Return the listing below unchanged, minus its pictures.
------------
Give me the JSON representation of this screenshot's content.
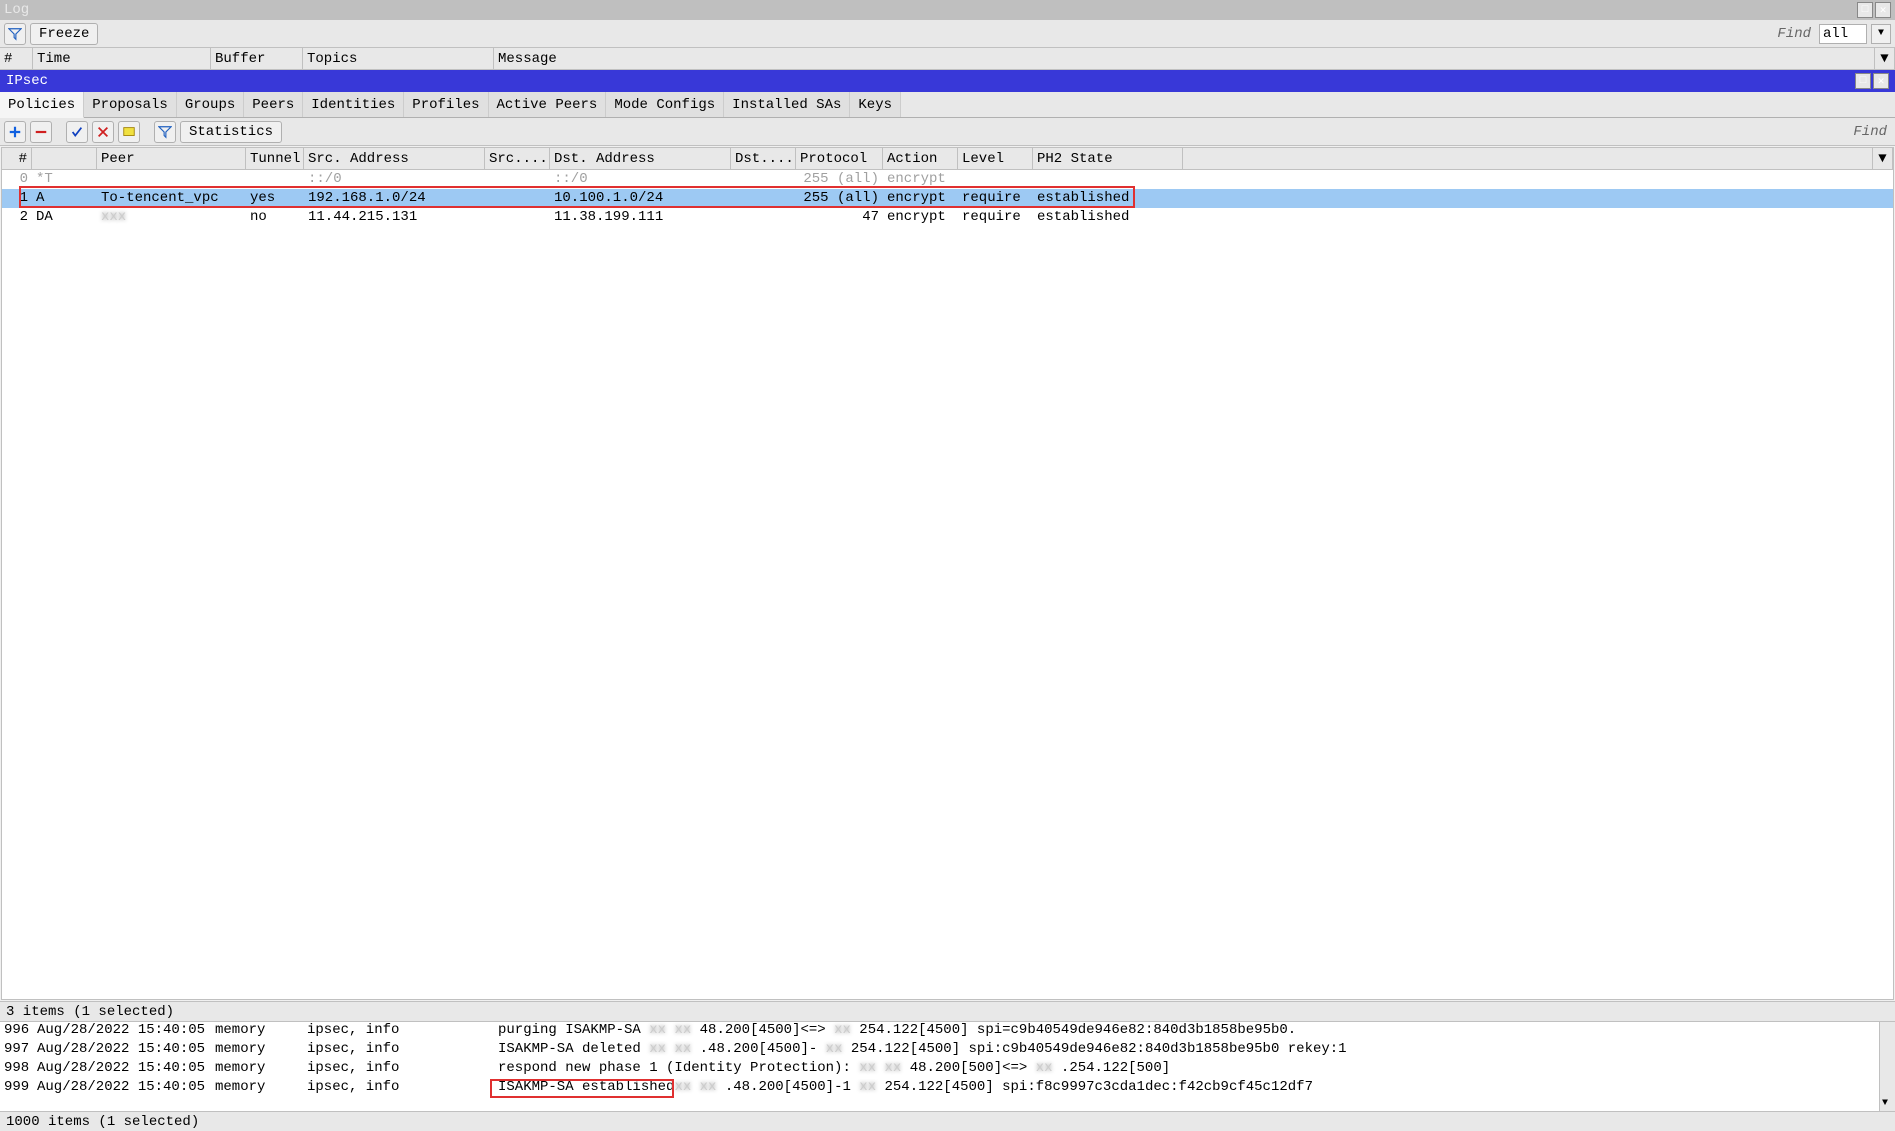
{
  "log_window": {
    "title": "Log",
    "freeze_label": "Freeze",
    "find_label": "Find",
    "find_value": "all",
    "columns": [
      "#",
      "Time",
      "Buffer",
      "Topics",
      "Message"
    ]
  },
  "ipsec_window": {
    "title": "IPsec",
    "tabs": [
      "Policies",
      "Proposals",
      "Groups",
      "Peers",
      "Identities",
      "Profiles",
      "Active Peers",
      "Mode Configs",
      "Installed SAs",
      "Keys"
    ],
    "active_tab": 0,
    "statistics_label": "Statistics",
    "find_label": "Find",
    "columns": [
      "#",
      "",
      "Peer",
      "Tunnel",
      "Src. Address",
      "Src....",
      "Dst. Address",
      "Dst....",
      "Protocol",
      "Action",
      "Level",
      "PH2 State"
    ],
    "rows": [
      {
        "n": "0",
        "flag": "*T",
        "peer": "",
        "tunnel": "",
        "src": "::/0",
        "srcp": "",
        "dst": "::/0",
        "dstp": "",
        "proto": "255 (all)",
        "action": "encrypt",
        "level": "",
        "ph2": "",
        "dim": true,
        "sel": false
      },
      {
        "n": "1",
        "flag": "A",
        "peer": "To-tencent_vpc",
        "tunnel": "yes",
        "src": "192.168.1.0/24",
        "srcp": "",
        "dst": "10.100.1.0/24",
        "dstp": "",
        "proto": "255 (all)",
        "action": "encrypt",
        "level": "require",
        "ph2": "established",
        "dim": false,
        "sel": true
      },
      {
        "n": "2",
        "flag": "DA",
        "peer": "",
        "tunnel": "no",
        "src": "11.44.215.131",
        "srcp": "",
        "dst": "11.38.199.111",
        "dstp": "",
        "proto": "47",
        "action": "encrypt",
        "level": "require",
        "ph2": "established",
        "dim": false,
        "sel": false,
        "peer_blur": true
      }
    ],
    "status": "3 items (1 selected)"
  },
  "log_entries": [
    {
      "n": "996",
      "time": "Aug/28/2022 15:40:05",
      "buffer": "memory",
      "topics": "ipsec, info",
      "msg_pre": "purging ISAKMP-SA ",
      "msg_mid": "48.200[4500]<=>",
      "msg_post": "254.122[4500] spi=c9b40549de946e82:840d3b1858be95b0."
    },
    {
      "n": "997",
      "time": "Aug/28/2022 15:40:05",
      "buffer": "memory",
      "topics": "ipsec, info",
      "msg_pre": "ISAKMP-SA deleted ",
      "msg_mid": ".48.200[4500]-",
      "msg_post": "254.122[4500] spi:c9b40549de946e82:840d3b1858be95b0 rekey:1"
    },
    {
      "n": "998",
      "time": "Aug/28/2022 15:40:05",
      "buffer": "memory",
      "topics": "ipsec, info",
      "msg_pre": "respond new phase 1 (Identity Protection): ",
      "msg_mid": "48.200[500]<=>",
      "msg_post": ".254.122[500]"
    },
    {
      "n": "999",
      "time": "Aug/28/2022 15:40:05",
      "buffer": "memory",
      "topics": "ipsec, info",
      "msg_pre": "ISAKMP-SA established",
      "msg_mid": ".48.200[4500]-1",
      "msg_post": "254.122[4500] spi:f8c9997c3cda1dec:f42cb9cf45c12df7",
      "box": true
    }
  ],
  "log_status": "1000 items (1 selected)"
}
------------
Completed task:
Give me the JSON representation of this screenshot's content.
{
  "log_window": {
    "title": "Log",
    "freeze_label": "Freeze",
    "find_label": "Find",
    "find_value": "all",
    "columns": [
      "#",
      "Time",
      "Buffer",
      "Topics",
      "Message"
    ]
  },
  "ipsec_window": {
    "title": "IPsec",
    "tabs": [
      "Policies",
      "Proposals",
      "Groups",
      "Peers",
      "Identities",
      "Profiles",
      "Active Peers",
      "Mode Configs",
      "Installed SAs",
      "Keys"
    ],
    "active_tab": 0,
    "statistics_label": "Statistics",
    "find_label": "Find",
    "columns": [
      "#",
      "",
      "Peer",
      "Tunnel",
      "Src. Address",
      "Src....",
      "Dst. Address",
      "Dst....",
      "Protocol",
      "Action",
      "Level",
      "PH2 State"
    ],
    "rows": [
      {
        "n": "0",
        "flag": "*T",
        "peer": "",
        "tunnel": "",
        "src": "::/0",
        "srcp": "",
        "dst": "::/0",
        "dstp": "",
        "proto": "255 (all)",
        "action": "encrypt",
        "level": "",
        "ph2": "",
        "dim": true,
        "sel": false
      },
      {
        "n": "1",
        "flag": "A",
        "peer": "To-tencent_vpc",
        "tunnel": "yes",
        "src": "192.168.1.0/24",
        "srcp": "",
        "dst": "10.100.1.0/24",
        "dstp": "",
        "proto": "255 (all)",
        "action": "encrypt",
        "level": "require",
        "ph2": "established",
        "dim": false,
        "sel": true
      },
      {
        "n": "2",
        "flag": "DA",
        "peer": "",
        "tunnel": "no",
        "src": "11.44.215.131",
        "srcp": "",
        "dst": "11.38.199.111",
        "dstp": "",
        "proto": "47",
        "action": "encrypt",
        "level": "require",
        "ph2": "established",
        "dim": false,
        "sel": false,
        "peer_blur": true
      }
    ],
    "status": "3 items (1 selected)"
  },
  "log_entries": [
    {
      "n": "996",
      "time": "Aug/28/2022 15:40:05",
      "buffer": "memory",
      "topics": "ipsec, info",
      "msg_pre": "purging ISAKMP-SA ",
      "msg_mid": "48.200[4500]<=>",
      "msg_post": "254.122[4500] spi=c9b40549de946e82:840d3b1858be95b0."
    },
    {
      "n": "997",
      "time": "Aug/28/2022 15:40:05",
      "buffer": "memory",
      "topics": "ipsec, info",
      "msg_pre": "ISAKMP-SA deleted ",
      "msg_mid": ".48.200[4500]-",
      "msg_post": "254.122[4500] spi:c9b40549de946e82:840d3b1858be95b0 rekey:1"
    },
    {
      "n": "998",
      "time": "Aug/28/2022 15:40:05",
      "buffer": "memory",
      "topics": "ipsec, info",
      "msg_pre": "respond new phase 1 (Identity Protection): ",
      "msg_mid": "48.200[500]<=>",
      "msg_post": ".254.122[500]"
    },
    {
      "n": "999",
      "time": "Aug/28/2022 15:40:05",
      "buffer": "memory",
      "topics": "ipsec, info",
      "msg_pre": "ISAKMP-SA established",
      "msg_mid": ".48.200[4500]-1",
      "msg_post": "254.122[4500] spi:f8c9997c3cda1dec:f42cb9cf45c12df7",
      "box": true
    }
  ],
  "log_status": "1000 items (1 selected)"
}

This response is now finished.